Dataset excerpt:
>> START

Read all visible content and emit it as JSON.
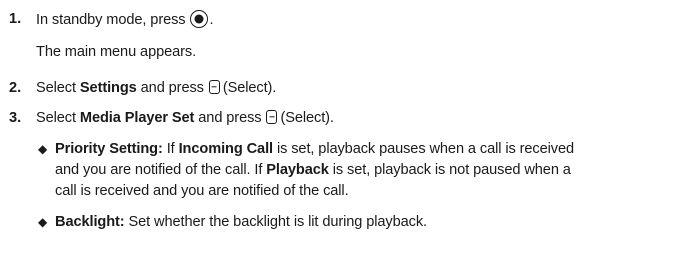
{
  "steps": [
    {
      "number": "1.",
      "pre": "In standby mode, press ",
      "post": ".",
      "key_icon": "center-select-key-icon",
      "followup": "The main menu appears."
    },
    {
      "number": "2.",
      "pre": "Select ",
      "bold": "Settings",
      "mid": " and press ",
      "key_icon": "left-soft-key-icon",
      "post": "(Select)."
    },
    {
      "number": "3.",
      "pre": "Select ",
      "bold": "Media Player Set",
      "mid": " and press ",
      "key_icon": "left-soft-key-icon",
      "post": "(Select)."
    }
  ],
  "bullets": [
    {
      "marker": "◆",
      "term": "Priority Setting:",
      "lines": [
        {
          "a": " If ",
          "b": "Incoming Call",
          "c": " is set, playback pauses when a call is received"
        },
        {
          "a": "and you are notified of the call. If ",
          "b": "Playback",
          "c": " is set, playback is not paused when a"
        },
        {
          "a": "call is received and you are notified of the call.",
          "b": "",
          "c": ""
        }
      ]
    },
    {
      "marker": "◆",
      "term": "Backlight:",
      "lines": [
        {
          "a": " Set whether the backlight is lit during playback.",
          "b": "",
          "c": ""
        }
      ]
    }
  ]
}
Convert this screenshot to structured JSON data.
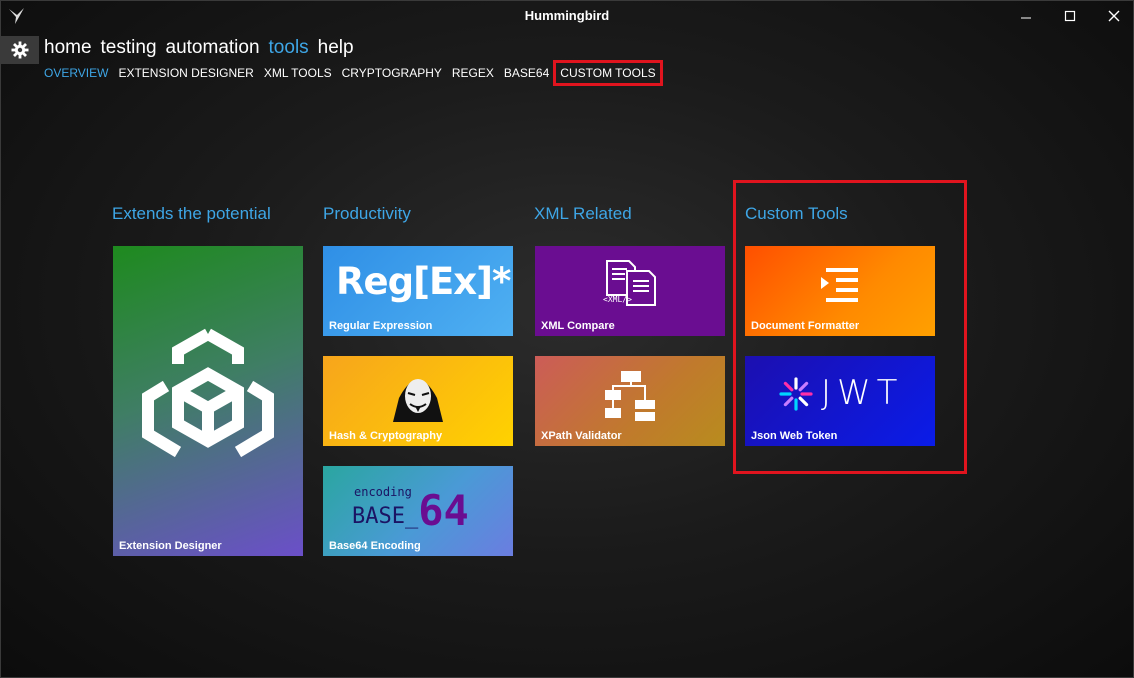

>> END

Aim of the exercise: Without the pictures, return all the records precisely as they stand.

Solution to this problem:
Read all visible content and emit it as JSON.
{
  "steps": [
    {
      "number": "1.",
      "pre": "In standby mode, press ",
      "post": ".",
      "key_icon": "center-select-key-icon",
      "followup": "The main menu appears."
    },
    {
      "number": "2.",
      "pre": "Select ",
      "bold": "Settings",
      "mid": " and press ",
      "key_icon": "left-soft-key-icon",
      "post": "(Select)."
    },
    {
      "number": "3.",
      "pre": "Select ",
      "bold": "Media Player Set",
      "mid": " and press ",
      "key_icon": "left-soft-key-icon",
      "post": "(Select)."
    }
  ],
  "bullets": [
    {
      "marker": "◆",
      "term": "Priority Setting:",
      "lines": [
        {
          "a": " If ",
          "b": "Incoming Call",
          "c": " is set, playback pauses when a call is received"
        },
        {
          "a": "and you are notified of the call. If ",
          "b": "Playback",
          "c": " is set, playback is not paused when a"
        },
        {
          "a": "call is received and you are notified of the call.",
          "b": "",
          "c": ""
        }
      ]
    },
    {
      "marker": "◆",
      "term": "Backlight:",
      "lines": [
        {
          "a": " Set whether the backlight is lit during playback.",
          "b": "",
          "c": ""
        }
      ]
    }
  ]
}
Convert this screenshot to structured JSON data.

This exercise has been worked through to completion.